» YOUR INSTRUCTIONS
Reproduce the data exactly and drop any pictures it holds.
[START OF RECORD SET]
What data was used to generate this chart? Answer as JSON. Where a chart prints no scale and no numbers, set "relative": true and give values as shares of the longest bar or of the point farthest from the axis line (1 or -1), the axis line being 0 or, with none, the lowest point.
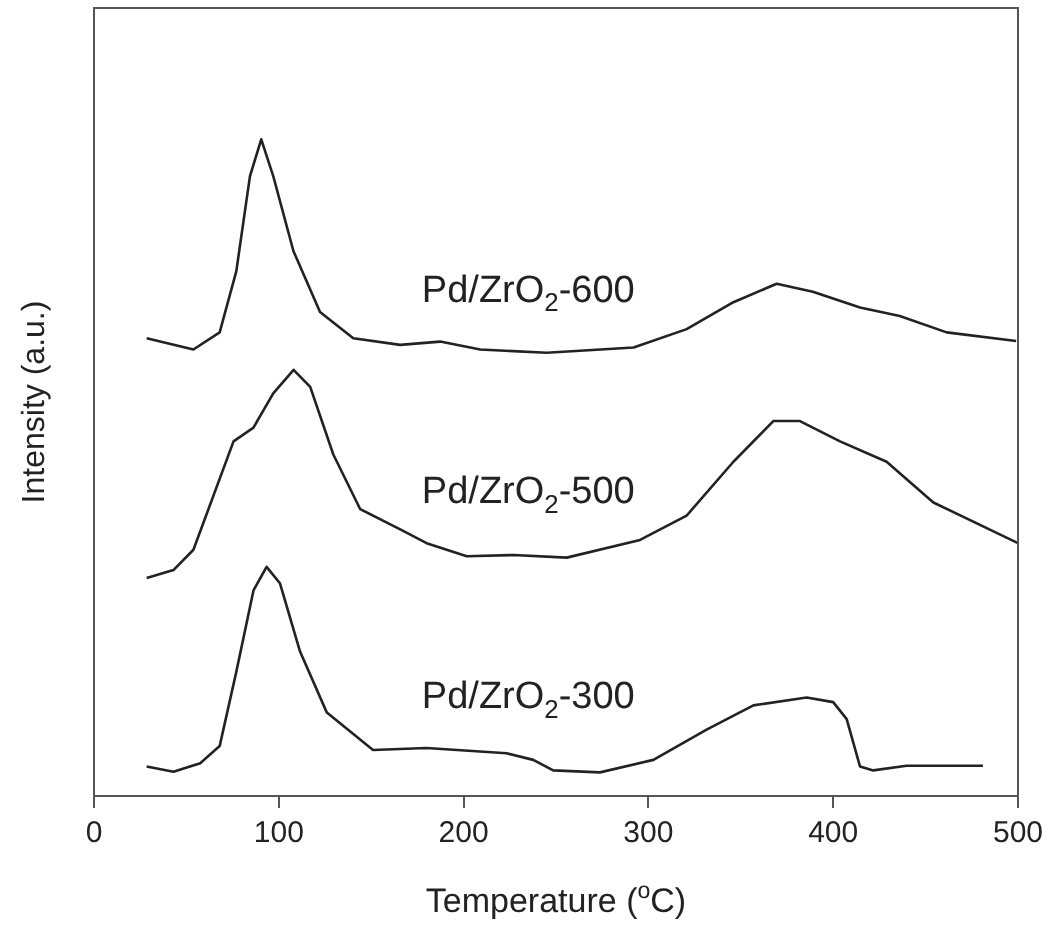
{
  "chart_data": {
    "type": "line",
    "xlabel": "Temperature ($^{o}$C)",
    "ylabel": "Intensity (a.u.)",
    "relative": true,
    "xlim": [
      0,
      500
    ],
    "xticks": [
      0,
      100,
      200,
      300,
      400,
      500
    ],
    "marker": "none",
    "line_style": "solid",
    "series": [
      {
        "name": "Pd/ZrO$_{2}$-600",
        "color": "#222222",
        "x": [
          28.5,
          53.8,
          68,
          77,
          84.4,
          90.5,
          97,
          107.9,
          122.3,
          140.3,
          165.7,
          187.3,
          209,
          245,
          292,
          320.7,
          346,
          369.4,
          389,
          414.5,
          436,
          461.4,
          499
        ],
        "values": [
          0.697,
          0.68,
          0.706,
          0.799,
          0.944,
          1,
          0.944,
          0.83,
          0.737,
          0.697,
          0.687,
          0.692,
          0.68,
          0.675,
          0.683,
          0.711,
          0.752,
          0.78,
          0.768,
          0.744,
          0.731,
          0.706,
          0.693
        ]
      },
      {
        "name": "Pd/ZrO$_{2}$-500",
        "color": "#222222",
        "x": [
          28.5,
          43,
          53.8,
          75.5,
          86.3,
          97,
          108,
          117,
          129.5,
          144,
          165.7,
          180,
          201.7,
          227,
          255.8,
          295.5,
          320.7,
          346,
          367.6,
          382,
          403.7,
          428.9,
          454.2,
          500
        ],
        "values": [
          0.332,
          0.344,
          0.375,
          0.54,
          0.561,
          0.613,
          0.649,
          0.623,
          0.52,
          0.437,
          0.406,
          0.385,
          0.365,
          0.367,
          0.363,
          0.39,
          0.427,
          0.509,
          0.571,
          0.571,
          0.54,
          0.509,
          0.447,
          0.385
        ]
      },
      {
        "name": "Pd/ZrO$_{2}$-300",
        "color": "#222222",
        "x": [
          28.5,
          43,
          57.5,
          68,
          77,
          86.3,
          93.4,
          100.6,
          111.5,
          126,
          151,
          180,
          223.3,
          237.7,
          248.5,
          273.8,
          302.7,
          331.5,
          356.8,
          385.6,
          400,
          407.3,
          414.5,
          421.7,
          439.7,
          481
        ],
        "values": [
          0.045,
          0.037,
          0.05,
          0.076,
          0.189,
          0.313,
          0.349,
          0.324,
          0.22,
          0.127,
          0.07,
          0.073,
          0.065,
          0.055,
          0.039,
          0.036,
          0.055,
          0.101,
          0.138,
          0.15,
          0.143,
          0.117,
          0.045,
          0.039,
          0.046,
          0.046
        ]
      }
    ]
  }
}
[END OF RECORD SET]
» OUTPUT BELOW
What data was used to generate this chart? Answer as JSON. Where a chart prints no scale and no numbers, set "relative": true and give values as shares of the longest bar or of the point farthest from the axis line (1 or -1), the axis line being 0 or, with none, the lowest point.
{
  "chart_data": {
    "type": "line",
    "xlabel": "Temperature ($^{o}$C)",
    "ylabel": "Intensity (a.u.)",
    "relative": true,
    "xlim": [
      0,
      500
    ],
    "xticks": [
      0,
      100,
      200,
      300,
      400,
      500
    ],
    "marker": "none",
    "line_style": "solid",
    "series": [
      {
        "name": "Pd/ZrO$_{2}$-600",
        "color": "#222222",
        "x": [
          28.5,
          53.8,
          68,
          77,
          84.4,
          90.5,
          97,
          107.9,
          122.3,
          140.3,
          165.7,
          187.3,
          209,
          245,
          292,
          320.7,
          346,
          369.4,
          389,
          414.5,
          436,
          461.4,
          499
        ],
        "values": [
          0.697,
          0.68,
          0.706,
          0.799,
          0.944,
          1,
          0.944,
          0.83,
          0.737,
          0.697,
          0.687,
          0.692,
          0.68,
          0.675,
          0.683,
          0.711,
          0.752,
          0.78,
          0.768,
          0.744,
          0.731,
          0.706,
          0.693
        ]
      },
      {
        "name": "Pd/ZrO$_{2}$-500",
        "color": "#222222",
        "x": [
          28.5,
          43,
          53.8,
          75.5,
          86.3,
          97,
          108,
          117,
          129.5,
          144,
          165.7,
          180,
          201.7,
          227,
          255.8,
          295.5,
          320.7,
          346,
          367.6,
          382,
          403.7,
          428.9,
          454.2,
          500
        ],
        "values": [
          0.332,
          0.344,
          0.375,
          0.54,
          0.561,
          0.613,
          0.649,
          0.623,
          0.52,
          0.437,
          0.406,
          0.385,
          0.365,
          0.367,
          0.363,
          0.39,
          0.427,
          0.509,
          0.571,
          0.571,
          0.54,
          0.509,
          0.447,
          0.385
        ]
      },
      {
        "name": "Pd/ZrO$_{2}$-300",
        "color": "#222222",
        "x": [
          28.5,
          43,
          57.5,
          68,
          77,
          86.3,
          93.4,
          100.6,
          111.5,
          126,
          151,
          180,
          223.3,
          237.7,
          248.5,
          273.8,
          302.7,
          331.5,
          356.8,
          385.6,
          400,
          407.3,
          414.5,
          421.7,
          439.7,
          481
        ],
        "values": [
          0.045,
          0.037,
          0.05,
          0.076,
          0.189,
          0.313,
          0.349,
          0.324,
          0.22,
          0.127,
          0.07,
          0.073,
          0.065,
          0.055,
          0.039,
          0.036,
          0.055,
          0.101,
          0.138,
          0.15,
          0.143,
          0.117,
          0.045,
          0.039,
          0.046,
          0.046
        ]
      }
    ]
  }
}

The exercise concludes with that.